▸ **Records shown**
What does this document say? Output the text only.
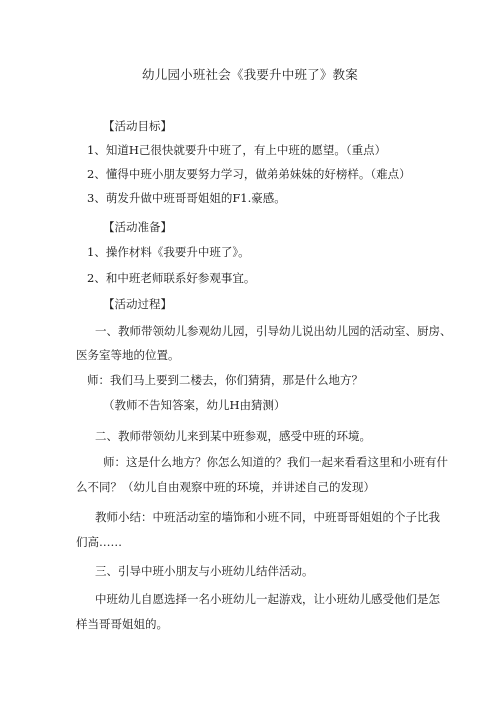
幼儿园小班社会《我要升中班了》教案
【活动目标】
1、知道H己很快就要升中班了，有上中班的愿望。（重点）
2、懂得中班小朋友要努力学习，做弟弟妹妹的好榜样。（难点）
3、萌发升做中班哥哥姐姐的F1.豪感。
【活动准备】
1、操作材料《我要升中班了》。
2、和中班老师联系好参观事宜。
【活动过程】
一、教师带领幼儿参观幼儿园，引导幼儿说出幼儿园的活动室、厨房、
医务室等地的位置。
师：我们马上要到二楼去，你们猜猜，那是什么地方？
（教师不告知答案，幼儿H由猜测）
二、教师带领幼儿来到某中班参观，感受中班的环境。
师：这是什么地方？你怎么知道的？我们一起来看看这里和小班有什
么不同？（幼儿自由观察中班的环境，并讲述自己的发现）
教师小结：中班活动室的墙饰和小班不同，中班哥哥姐姐的个子比我
们高……
三、引导中班小朋友与小班幼儿结伴活动。
中班幼儿自愿选择一名小班幼儿一起游戏，让小班幼儿感受他们是怎
样当哥哥姐姐的。
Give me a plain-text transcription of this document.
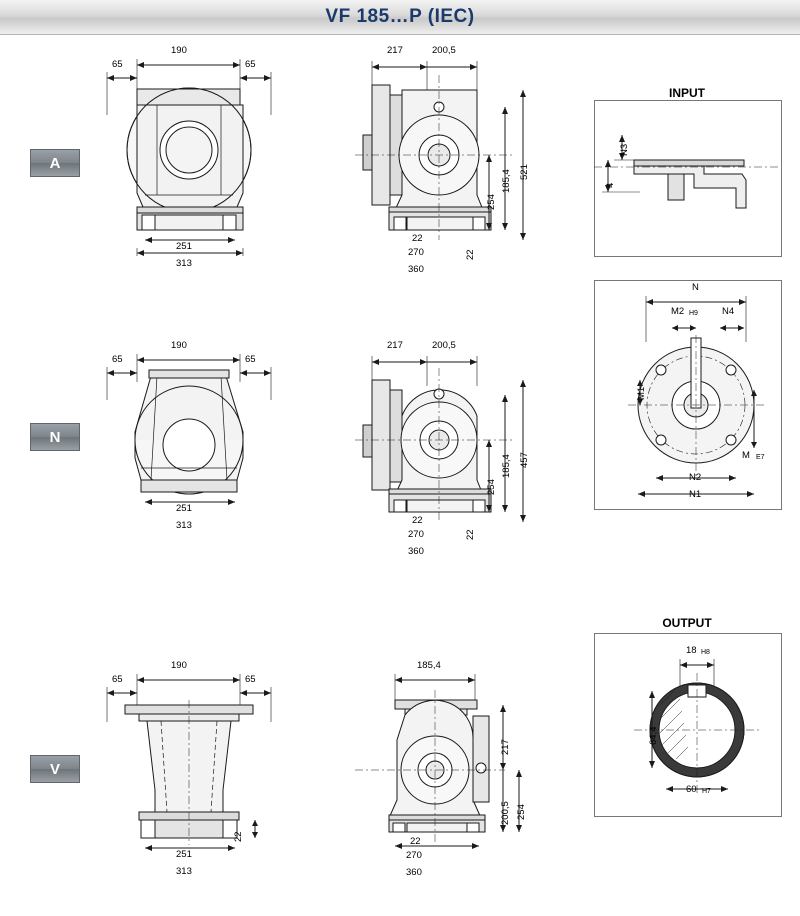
VF 185…P (IEC)
A
N
V
190
65	65
251
313
217	200,5
185,4 521
254
22
22
270
360
190
65	65
251
313
217	200,5
185,4 457
254
22
22
270
360
190
65	65
251
313
22
185,4
217
200,5 254
22
270
360
INPUT
N3
4
N
M2 H9	N4
M1
M E7
N2
N1
OUTPUT
18 H8
64,4
60 H7
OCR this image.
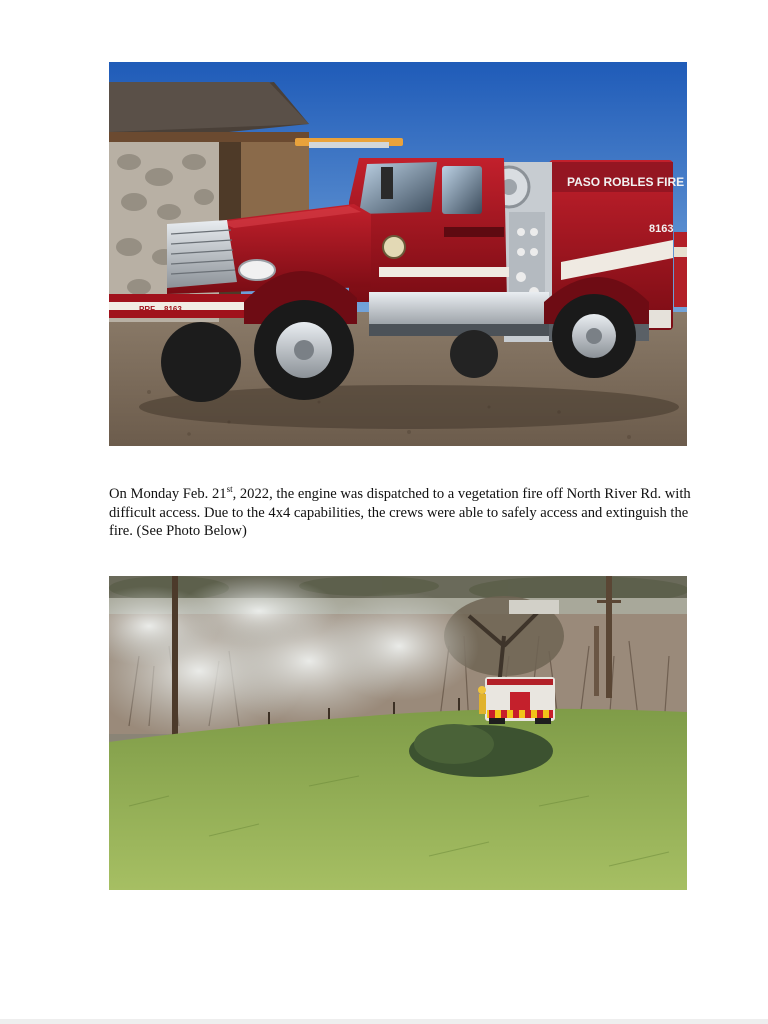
PASO ROBLES FIRE
8163
PRF 8163

On Monday Feb. 21st, 2022, the engine was dispatched to a vegetation fire off North River Rd. with difficult access. Due to the 4x4 capabilities, the crews were able to safely access and extinguish the fire. (See Photo Below)
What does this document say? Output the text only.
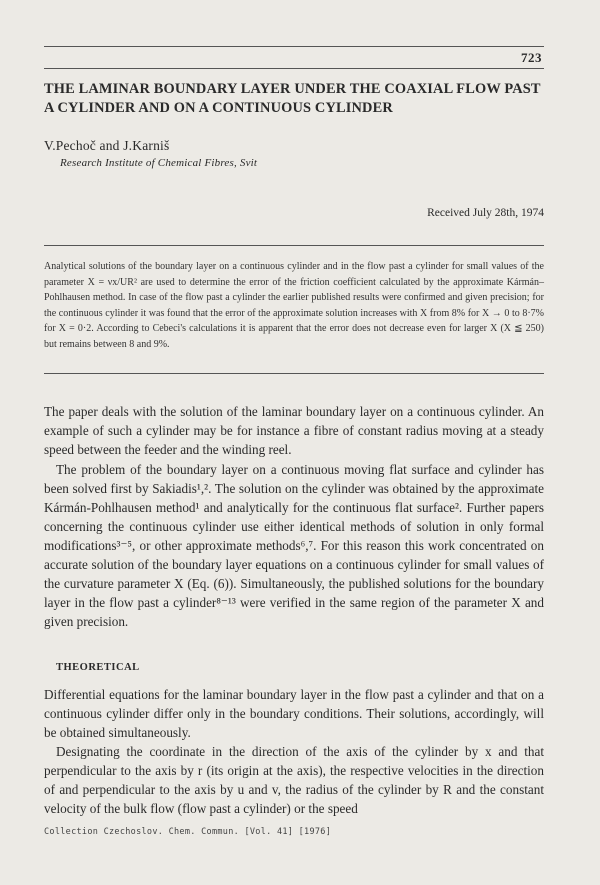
723
THE LAMINAR BOUNDARY LAYER UNDER THE COAXIAL FLOW PAST
A CYLINDER AND ON A CONTINUOUS CYLINDER
V.Pechoč and J.Karniš
Research Institute of Chemical Fibres, Svit
Received July 28th, 1974

Analytical solutions of the boundary layer on a continuous cylinder and in the flow past a cylinder for small values of the parameter X = νx/UR² are used to determine the error of the friction coefficient calculated by the approximate Kármán–Pohlhausen method. In case of the flow past a cylinder the earlier published results were confirmed and given precision; for the continuous cylinder it was found that the error of the approximate solution increases with X from 8% for X → 0 to 8·7% for X = 0·2. According to Cebeci's calculations it is apparent that the error does not decrease even for larger X (X ≦ 250) but remains between 8 and 9%.

The paper deals with the solution of the laminar boundary layer on a continuous cylinder. An example of such a cylinder may be for instance a fibre of constant radius moving at a steady speed between the feeder and the winding reel.

The problem of the boundary layer on a continuous moving flat surface and cylinder has been solved first by Sakiadis¹,². The solution on the cylinder was obtained by the approximate Kármán-Pohlhausen method¹ and analytically for the continuous flat surface². Further papers concerning the continuous cylinder use either identical methods of solution in only formal modifications³⁻⁵, or other approximate methods⁶,⁷. For this reason this work concentrated on accurate solution of the boundary layer equations on a continuous cylinder for small values of the curvature parameter X (Eq. (6)). Simultaneously, the published solutions for the boundary layer in the flow past a cylinder⁸⁻¹³ were verified in the same region of the parameter X and given precision.

THEORETICAL

Differential equations for the laminar boundary layer in the flow past a cylinder and that on a continuous cylinder differ only in the boundary conditions. Their solutions, accordingly, will be obtained simultaneously.

Designating the coordinate in the direction of the axis of the cylinder by x and that perpendicular to the axis by r (its origin at the axis), the respective velocities in the direction of and perpendicular to the axis by u and v, the radius of the cylinder by R and the constant velocity of the bulk flow (flow past a cylinder) or the speed

Collection Czechoslov. Chem. Commun. [Vol. 41] [1976]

▸ **Written request**
Identify the lines that contain the string "constant", and copy every one of them.

▸ **Answer**
The paper deals with the solution of the laminar boundary layer on a continuous cylinder. An example of such a cylinder may be for instance a fibre of constant radius moving at a steady speed between the feeder and the winding reel.
Designating the coordinate in the direction of the axis of the cylinder by x and that perpendicular to the axis by r (its origin at the axis), the respective velocities in the direction of and perpendicular to the axis by u and v, the radius of the cylinder by R and the constant velocity of the bulk flow (flow past a cylinder) or the speed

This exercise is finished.